Your task:
All of the lines below are to be transcribed faithfully, with pictures excluded from the copy.

Task material:
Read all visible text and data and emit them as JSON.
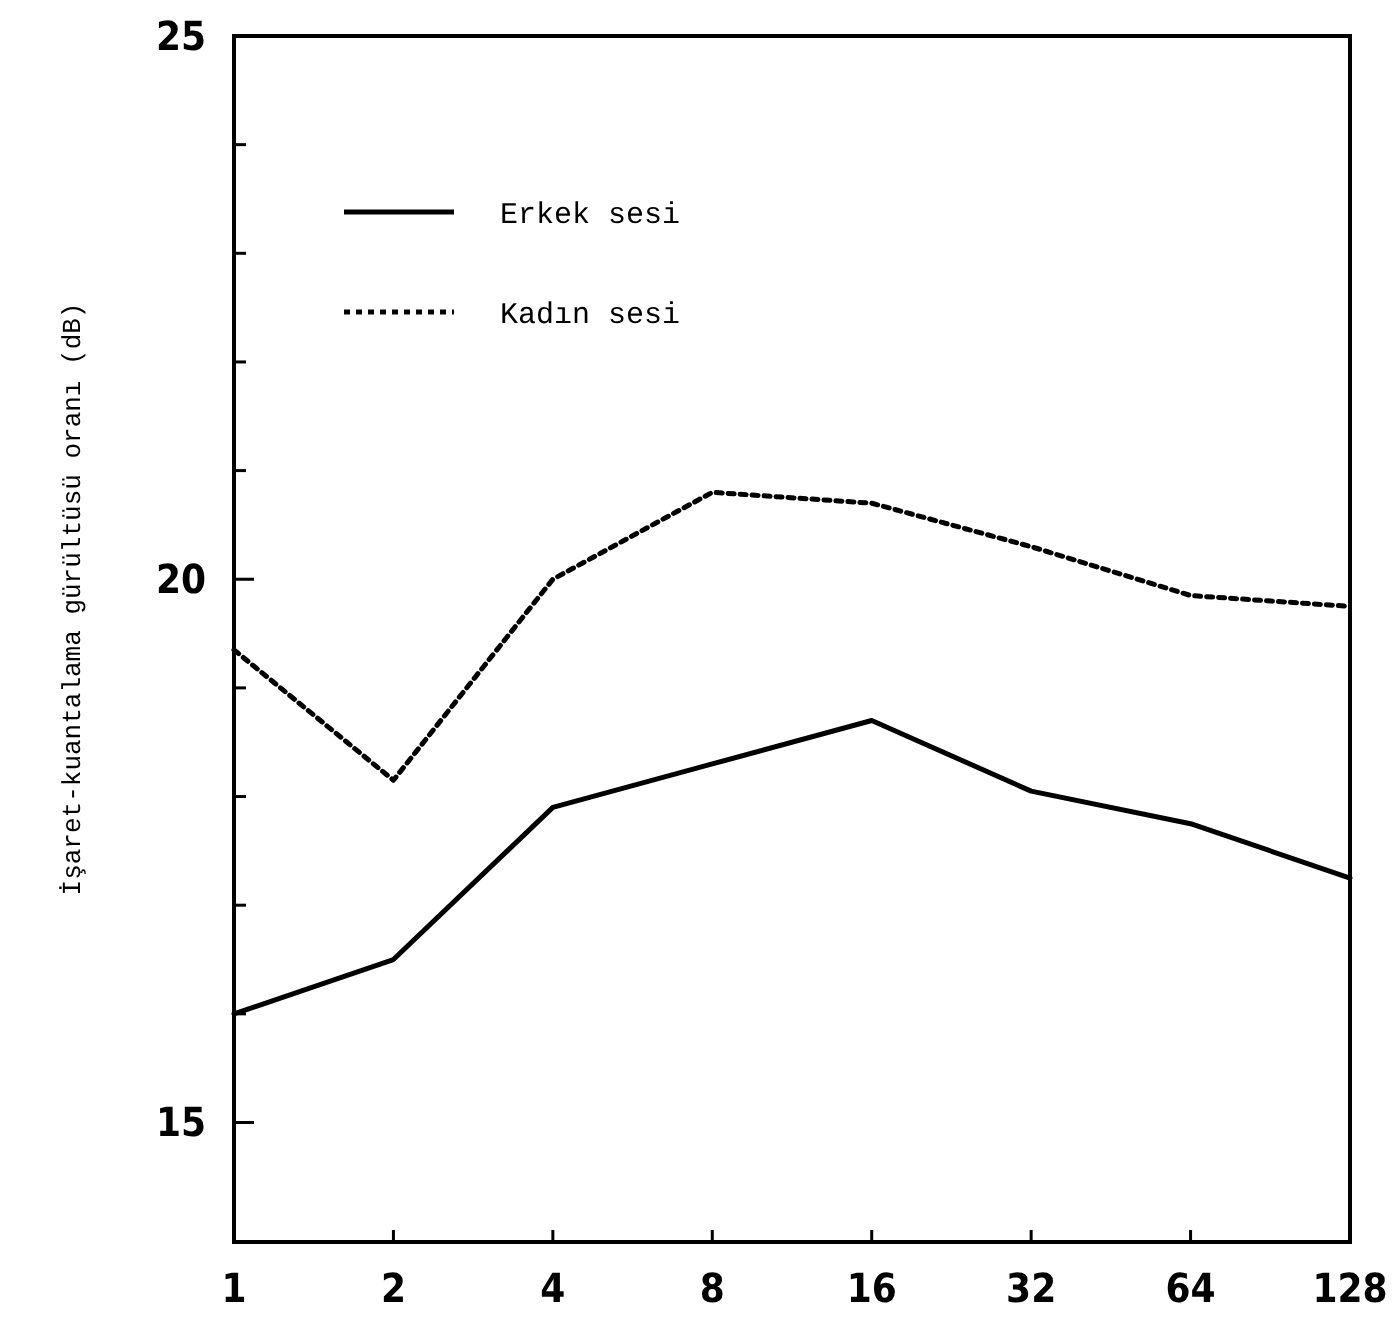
{
  "chart_data": {
    "type": "line",
    "ylabel": "İşaret-kuantalama gürültüsü oranı (dB)",
    "categories": [
      "1",
      "2",
      "4",
      "8",
      "16",
      "32",
      "64",
      "128"
    ],
    "ylim": [
      13.9,
      25
    ],
    "yticks": [
      15,
      {
        "value": 16,
        "label": null
      },
      {
        "value": 17,
        "label": null
      },
      {
        "value": 18,
        "label": null
      },
      {
        "value": 19,
        "label": null
      },
      20,
      {
        "value": 21,
        "label": null
      },
      {
        "value": 22,
        "label": null
      },
      {
        "value": 23,
        "label": null
      },
      {
        "value": 24,
        "label": null
      },
      25
    ],
    "legend": "top left",
    "grid": false,
    "marker": "none",
    "series": [
      {
        "name": "Erkek sesi",
        "color": "#000000",
        "line_style": "solid",
        "values": [
          16.0,
          16.5,
          17.9,
          18.3,
          18.7,
          18.05,
          17.75,
          17.25
        ]
      },
      {
        "name": "Kadın sesi",
        "color": "#000000",
        "line_style": "dotted",
        "values": [
          19.35,
          18.15,
          20.0,
          20.8,
          20.7,
          20.3,
          19.85,
          19.75
        ]
      }
    ]
  }
}
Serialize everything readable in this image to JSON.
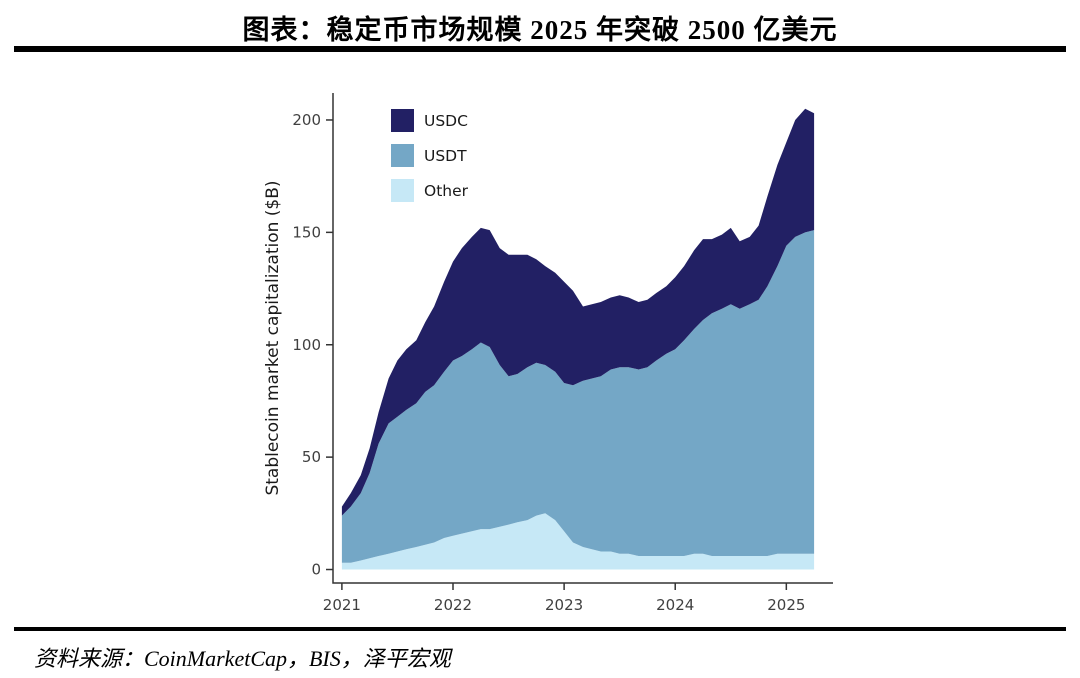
{
  "title": "图表：稳定币市场规模 2025 年突破 2500 亿美元",
  "source": "资料来源：CoinMarketCap，BIS，泽平宏观",
  "colors": {
    "usdc": "#222064",
    "usdt": "#74a7c6",
    "other": "#c6e8f6",
    "axis": "#333333",
    "rule": "#000000"
  },
  "chart_data": {
    "type": "area",
    "stacked": true,
    "title": "",
    "xlabel": "",
    "ylabel": "Stablecoin market capitalization ($B)",
    "x_ticks": [
      2021,
      2022,
      2023,
      2024,
      2025
    ],
    "y_ticks": [
      0,
      50,
      100,
      150,
      200
    ],
    "xlim": [
      2020.92,
      2025.42
    ],
    "ylim": [
      -6,
      212
    ],
    "grid": false,
    "legend_position": "top-left-inside",
    "legend": [
      {
        "label": "USDC",
        "color": "#222064"
      },
      {
        "label": "USDT",
        "color": "#74a7c6"
      },
      {
        "label": "Other",
        "color": "#c6e8f6"
      }
    ],
    "x": [
      2021.0,
      2021.08,
      2021.17,
      2021.25,
      2021.33,
      2021.42,
      2021.5,
      2021.58,
      2021.67,
      2021.75,
      2021.83,
      2021.92,
      2022.0,
      2022.08,
      2022.17,
      2022.25,
      2022.33,
      2022.42,
      2022.5,
      2022.58,
      2022.67,
      2022.75,
      2022.83,
      2022.92,
      2023.0,
      2023.08,
      2023.17,
      2023.25,
      2023.33,
      2023.42,
      2023.5,
      2023.58,
      2023.67,
      2023.75,
      2023.83,
      2023.92,
      2024.0,
      2024.08,
      2024.17,
      2024.25,
      2024.33,
      2024.42,
      2024.5,
      2024.58,
      2024.67,
      2024.75,
      2024.83,
      2024.92,
      2025.0,
      2025.08,
      2025.17,
      2025.25
    ],
    "series": [
      {
        "name": "Other",
        "color": "#c6e8f6",
        "values": [
          3,
          3,
          4,
          5,
          6,
          7,
          8,
          9,
          10,
          11,
          12,
          14,
          15,
          16,
          17,
          18,
          18,
          19,
          20,
          21,
          22,
          24,
          25,
          22,
          17,
          12,
          10,
          9,
          8,
          8,
          7,
          7,
          6,
          6,
          6,
          6,
          6,
          6,
          7,
          7,
          6,
          6,
          6,
          6,
          6,
          6,
          6,
          7,
          7,
          7,
          7,
          7
        ]
      },
      {
        "name": "USDT",
        "color": "#74a7c6",
        "values": [
          21,
          25,
          30,
          38,
          50,
          58,
          60,
          62,
          64,
          68,
          70,
          74,
          78,
          79,
          81,
          83,
          81,
          72,
          66,
          66,
          68,
          68,
          66,
          66,
          66,
          70,
          74,
          76,
          78,
          81,
          83,
          83,
          83,
          84,
          87,
          90,
          92,
          96,
          100,
          104,
          108,
          110,
          112,
          110,
          112,
          114,
          120,
          128,
          137,
          141,
          143,
          144
        ]
      },
      {
        "name": "USDC",
        "color": "#222064",
        "values": [
          4,
          6,
          8,
          11,
          14,
          20,
          25,
          27,
          28,
          31,
          35,
          40,
          44,
          48,
          50,
          51,
          52,
          52,
          54,
          53,
          50,
          46,
          44,
          44,
          45,
          42,
          33,
          33,
          33,
          32,
          32,
          31,
          30,
          30,
          30,
          30,
          32,
          33,
          35,
          36,
          33,
          33,
          34,
          30,
          30,
          33,
          40,
          45,
          46,
          52,
          55,
          52
        ]
      }
    ]
  }
}
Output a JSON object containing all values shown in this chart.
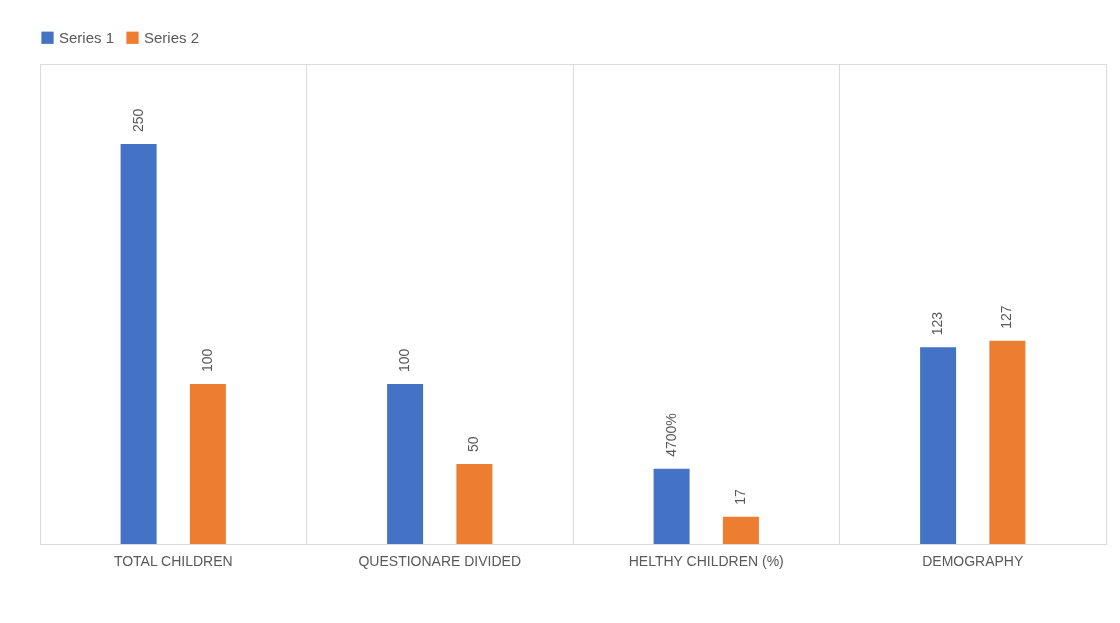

Complete answer:
Read all visible text and data and emit them as JSON.
{
  "chart_data": {
    "type": "line",
    "ylabel": "İşaret-kuantalama gürültüsü oranı (dB)",
    "categories": [
      "1",
      "2",
      "4",
      "8",
      "16",
      "32",
      "64",
      "128"
    ],
    "ylim": [
      13.9,
      25
    ],
    "yticks": [
      15,
      {
        "value": 16,
        "label": null
      },
      {
        "value": 17,
        "label": null
      },
      {
        "value": 18,
        "label": null
      },
      {
        "value": 19,
        "label": null
      },
      20,
      {
        "value": 21,
        "label": null
      },
      {
        "value": 22,
        "label": null
      },
      {
        "value": 23,
        "label": null
      },
      {
        "value": 24,
        "label": null
      },
      25
    ],
    "legend": "top left",
    "grid": false,
    "marker": "none",
    "series": [
      {
        "name": "Erkek sesi",
        "color": "#000000",
        "line_style": "solid",
        "values": [
          16.0,
          16.5,
          17.9,
          18.3,
          18.7,
          18.05,
          17.75,
          17.25
        ]
      },
      {
        "name": "Kadın sesi",
        "color": "#000000",
        "line_style": "dotted",
        "values": [
          19.35,
          18.15,
          20.0,
          20.8,
          20.7,
          20.3,
          19.85,
          19.75
        ]
      }
    ]
  }
}
Serialize everything readable in this image to JSON.
{
  "title": "图表：稳定币市场规模 2025 年突破 2500 亿美元",
  "source": "资料来源：CoinMarketCap，BIS，泽平宏观",
  "colors": {
    "usdc": "#222064",
    "usdt": "#74a7c6",
    "other": "#c6e8f6",
    "axis": "#333333",
    "rule": "#000000"
  },
  "chart_data": {
    "type": "area",
    "stacked": true,
    "title": "",
    "xlabel": "",
    "ylabel": "Stablecoin market capitalization ($B)",
    "x_ticks": [
      2021,
      2022,
      2023,
      2024,
      2025
    ],
    "y_ticks": [
      0,
      50,
      100,
      150,
      200
    ],
    "xlim": [
      2020.92,
      2025.42
    ],
    "ylim": [
      -6,
      212
    ],
    "grid": false,
    "legend_position": "top-left-inside",
    "legend": [
      {
        "label": "USDC",
        "color": "#222064"
      },
      {
        "label": "USDT",
        "color": "#74a7c6"
      },
      {
        "label": "Other",
        "color": "#c6e8f6"
      }
    ],
    "x": [
      2021.0,
      2021.08,
      2021.17,
      2021.25,
      2021.33,
      2021.42,
      2021.5,
      2021.58,
      2021.67,
      2021.75,
      2021.83,
      2021.92,
      2022.0,
      2022.08,
      2022.17,
      2022.25,
      2022.33,
      2022.42,
      2022.5,
      2022.58,
      2022.67,
      2022.75,
      2022.83,
      2022.92,
      2023.0,
      2023.08,
      2023.17,
      2023.25,
      2023.33,
      2023.42,
      2023.5,
      2023.58,
      2023.67,
      2023.75,
      2023.83,
      2023.92,
      2024.0,
      2024.08,
      2024.17,
      2024.25,
      2024.33,
      2024.42,
      2024.5,
      2024.58,
      2024.67,
      2024.75,
      2024.83,
      2024.92,
      2025.0,
      2025.08,
      2025.17,
      2025.25
    ],
    "series": [
      {
        "name": "Other",
        "color": "#c6e8f6",
        "values": [
          3,
          3,
          4,
          5,
          6,
          7,
          8,
          9,
          10,
          11,
          12,
          14,
          15,
          16,
          17,
          18,
          18,
          19,
          20,
          21,
          22,
          24,
          25,
          22,
          17,
          12,
          10,
          9,
          8,
          8,
          7,
          7,
          6,
          6,
          6,
          6,
          6,
          6,
          7,
          7,
          6,
          6,
          6,
          6,
          6,
          6,
          6,
          7,
          7,
          7,
          7,
          7
        ]
      },
      {
        "name": "USDT",
        "color": "#74a7c6",
        "values": [
          21,
          25,
          30,
          38,
          50,
          58,
          60,
          62,
          64,
          68,
          70,
          74,
          78,
          79,
          81,
          83,
          81,
          72,
          66,
          66,
          68,
          68,
          66,
          66,
          66,
          70,
          74,
          76,
          78,
          81,
          83,
          83,
          83,
          84,
          87,
          90,
          92,
          96,
          100,
          104,
          108,
          110,
          112,
          110,
          112,
          114,
          120,
          128,
          137,
          141,
          143,
          144
        ]
      },
      {
        "name": "USDC",
        "color": "#222064",
        "values": [
          4,
          6,
          8,
          11,
          14,
          20,
          25,
          27,
          28,
          31,
          35,
          40,
          44,
          48,
          50,
          51,
          52,
          52,
          54,
          53,
          50,
          46,
          44,
          44,
          45,
          42,
          33,
          33,
          33,
          32,
          32,
          31,
          30,
          30,
          30,
          30,
          32,
          33,
          35,
          36,
          33,
          33,
          34,
          30,
          30,
          33,
          40,
          45,
          46,
          52,
          55,
          52
        ]
      }
    ]
  }
}
Output a JSON object containing all values shown in this chart.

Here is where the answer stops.